**Goal of the exercise:** Transcribe all of the records precisely as they are presented.

** START Supplied data **

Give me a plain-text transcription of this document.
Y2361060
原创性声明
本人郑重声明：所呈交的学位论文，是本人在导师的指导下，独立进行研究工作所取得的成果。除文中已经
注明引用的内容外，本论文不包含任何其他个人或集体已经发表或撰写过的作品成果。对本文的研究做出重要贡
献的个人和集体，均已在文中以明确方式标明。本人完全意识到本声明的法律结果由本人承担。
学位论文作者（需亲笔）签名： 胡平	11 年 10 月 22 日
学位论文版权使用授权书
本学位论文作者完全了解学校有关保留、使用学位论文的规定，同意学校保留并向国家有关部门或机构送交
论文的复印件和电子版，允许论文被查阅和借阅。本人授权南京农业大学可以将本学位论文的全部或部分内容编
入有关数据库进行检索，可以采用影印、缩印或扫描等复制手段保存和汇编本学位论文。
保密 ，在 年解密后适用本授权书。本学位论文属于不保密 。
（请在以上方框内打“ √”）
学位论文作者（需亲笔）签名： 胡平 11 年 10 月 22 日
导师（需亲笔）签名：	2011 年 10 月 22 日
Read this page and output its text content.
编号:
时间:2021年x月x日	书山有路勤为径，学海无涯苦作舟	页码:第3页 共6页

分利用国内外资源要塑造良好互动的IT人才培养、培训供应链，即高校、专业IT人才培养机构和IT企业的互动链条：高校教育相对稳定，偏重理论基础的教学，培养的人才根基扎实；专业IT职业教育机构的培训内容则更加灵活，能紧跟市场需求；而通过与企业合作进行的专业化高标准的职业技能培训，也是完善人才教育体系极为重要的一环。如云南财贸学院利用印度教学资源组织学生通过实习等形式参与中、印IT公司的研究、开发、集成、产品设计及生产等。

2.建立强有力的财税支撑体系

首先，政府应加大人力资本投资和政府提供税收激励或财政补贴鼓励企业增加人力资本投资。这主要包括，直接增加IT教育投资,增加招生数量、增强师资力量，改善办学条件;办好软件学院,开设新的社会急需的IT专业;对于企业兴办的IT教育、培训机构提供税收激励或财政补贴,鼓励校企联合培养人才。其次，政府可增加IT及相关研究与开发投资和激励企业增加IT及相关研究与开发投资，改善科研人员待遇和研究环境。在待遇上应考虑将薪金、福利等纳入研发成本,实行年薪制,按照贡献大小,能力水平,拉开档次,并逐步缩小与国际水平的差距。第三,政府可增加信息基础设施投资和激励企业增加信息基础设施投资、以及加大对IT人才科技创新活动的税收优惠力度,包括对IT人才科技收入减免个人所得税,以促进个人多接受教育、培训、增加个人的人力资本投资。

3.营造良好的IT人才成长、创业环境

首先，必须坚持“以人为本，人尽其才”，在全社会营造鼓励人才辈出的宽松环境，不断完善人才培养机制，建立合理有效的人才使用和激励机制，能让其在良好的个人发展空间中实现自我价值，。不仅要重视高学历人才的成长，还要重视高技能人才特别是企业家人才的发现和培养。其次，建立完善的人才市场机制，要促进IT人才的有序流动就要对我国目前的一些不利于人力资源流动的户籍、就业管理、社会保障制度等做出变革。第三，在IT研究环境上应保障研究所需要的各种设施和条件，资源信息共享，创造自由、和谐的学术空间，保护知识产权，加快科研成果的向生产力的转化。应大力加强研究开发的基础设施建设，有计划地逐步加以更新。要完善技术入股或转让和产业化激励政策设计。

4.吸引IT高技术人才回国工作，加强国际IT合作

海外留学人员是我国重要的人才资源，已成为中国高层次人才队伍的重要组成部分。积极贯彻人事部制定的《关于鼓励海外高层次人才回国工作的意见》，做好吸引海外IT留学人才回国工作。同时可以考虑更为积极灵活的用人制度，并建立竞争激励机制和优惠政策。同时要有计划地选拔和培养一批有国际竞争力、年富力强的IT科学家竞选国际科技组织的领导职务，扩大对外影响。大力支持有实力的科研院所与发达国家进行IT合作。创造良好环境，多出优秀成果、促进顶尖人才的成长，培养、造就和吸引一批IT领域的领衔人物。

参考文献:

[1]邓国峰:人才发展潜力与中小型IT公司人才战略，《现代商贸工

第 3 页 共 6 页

** END Supplied data **

**Problem solution:**
Give me a plain-text transcription of this document.
Y2361060
原创性声明
本人郑重声明：所呈交的学位论文，是本人在导师的指导下，独立进行研究工作所取得的成果。除文中已经
注明引用的内容外，本论文不包含任何其他个人或集体已经发表或撰写过的作品成果。对本文的研究做出重要贡
献的个人和集体，均已在文中以明确方式标明。本人完全意识到本声明的法律结果由本人承担。
学位论文作者（需亲笔）签名： 胡平	11 年 10 月 22 日
学位论文版权使用授权书
本学位论文作者完全了解学校有关保留、使用学位论文的规定，同意学校保留并向国家有关部门或机构送交
论文的复印件和电子版，允许论文被查阅和借阅。本人授权南京农业大学可以将本学位论文的全部或部分内容编
入有关数据库进行检索，可以采用影印、缩印或扫描等复制手段保存和汇编本学位论文。
保密 ，在 年解密后适用本授权书。本学位论文属于不保密 。
（请在以上方框内打“ √”）
学位论文作者（需亲笔）签名： 胡平 11 年 10 月 22 日
导师（需亲笔）签名：	2011 年 10 月 22 日
Read this page and output its text content.
编号:
时间:2021年x月x日	书山有路勤为径，学海无涯苦作舟	页码:第3页 共6页

分利用国内外资源要塑造良好互动的IT人才培养、培训供应链，即高校、专业IT人才培养机构和IT企业的互动链条：高校教育相对稳定，偏重理论基础的教学，培养的人才根基扎实；专业IT职业教育机构的培训内容则更加灵活，能紧跟市场需求；而通过与企业合作进行的专业化高标准的职业技能培训，也是完善人才教育体系极为重要的一环。如云南财贸学院利用印度教学资源组织学生通过实习等形式参与中、印IT公司的研究、开发、集成、产品设计及生产等。

2.建立强有力的财税支撑体系

首先，政府应加大人力资本投资和政府提供税收激励或财政补贴鼓励企业增加人力资本投资。这主要包括，直接增加IT教育投资,增加招生数量、增强师资力量，改善办学条件;办好软件学院,开设新的社会急需的IT专业;对于企业兴办的IT教育、培训机构提供税收激励或财政补贴,鼓励校企联合培养人才。其次，政府可增加IT及相关研究与开发投资和激励企业增加IT及相关研究与开发投资，改善科研人员待遇和研究环境。在待遇上应考虑将薪金、福利等纳入研发成本,实行年薪制,按照贡献大小,能力水平,拉开档次,并逐步缩小与国际水平的差距。第三,政府可增加信息基础设施投资和激励企业增加信息基础设施投资、以及加大对IT人才科技创新活动的税收优惠力度,包括对IT人才科技收入减免个人所得税,以促进个人多接受教育、培训、增加个人的人力资本投资。

3.营造良好的IT人才成长、创业环境

首先，必须坚持“以人为本，人尽其才”，在全社会营造鼓励人才辈出的宽松环境，不断完善人才培养机制，建立合理有效的人才使用和激励机制，能让其在良好的个人发展空间中实现自我价值，。不仅要重视高学历人才的成长，还要重视高技能人才特别是企业家人才的发现和培养。其次，建立完善的人才市场机制，要促进IT人才的有序流动就要对我国目前的一些不利于人力资源流动的户籍、就业管理、社会保障制度等做出变革。第三，在IT研究环境上应保障研究所需要的各种设施和条件，资源信息共享，创造自由、和谐的学术空间，保护知识产权，加快科研成果的向生产力的转化。应大力加强研究开发的基础设施建设，有计划地逐步加以更新。要完善技术入股或转让和产业化激励政策设计。

4.吸引IT高技术人才回国工作，加强国际IT合作

海外留学人员是我国重要的人才资源，已成为中国高层次人才队伍的重要组成部分。积极贯彻人事部制定的《关于鼓励海外高层次人才回国工作的意见》，做好吸引海外IT留学人才回国工作。同时可以考虑更为积极灵活的用人制度，并建立竞争激励机制和优惠政策。同时要有计划地选拔和培养一批有国际竞争力、年富力强的IT科学家竞选国际科技组织的领导职务，扩大对外影响。大力支持有实力的科研院所与发达国家进行IT合作。创造良好环境，多出优秀成果、促进顶尖人才的成长，培养、造就和吸引一批IT领域的领衔人物。

参考文献:

[1]邓国峰:人才发展潜力与中小型IT公司人才战略，《现代商贸工

第 3 页 共 6 页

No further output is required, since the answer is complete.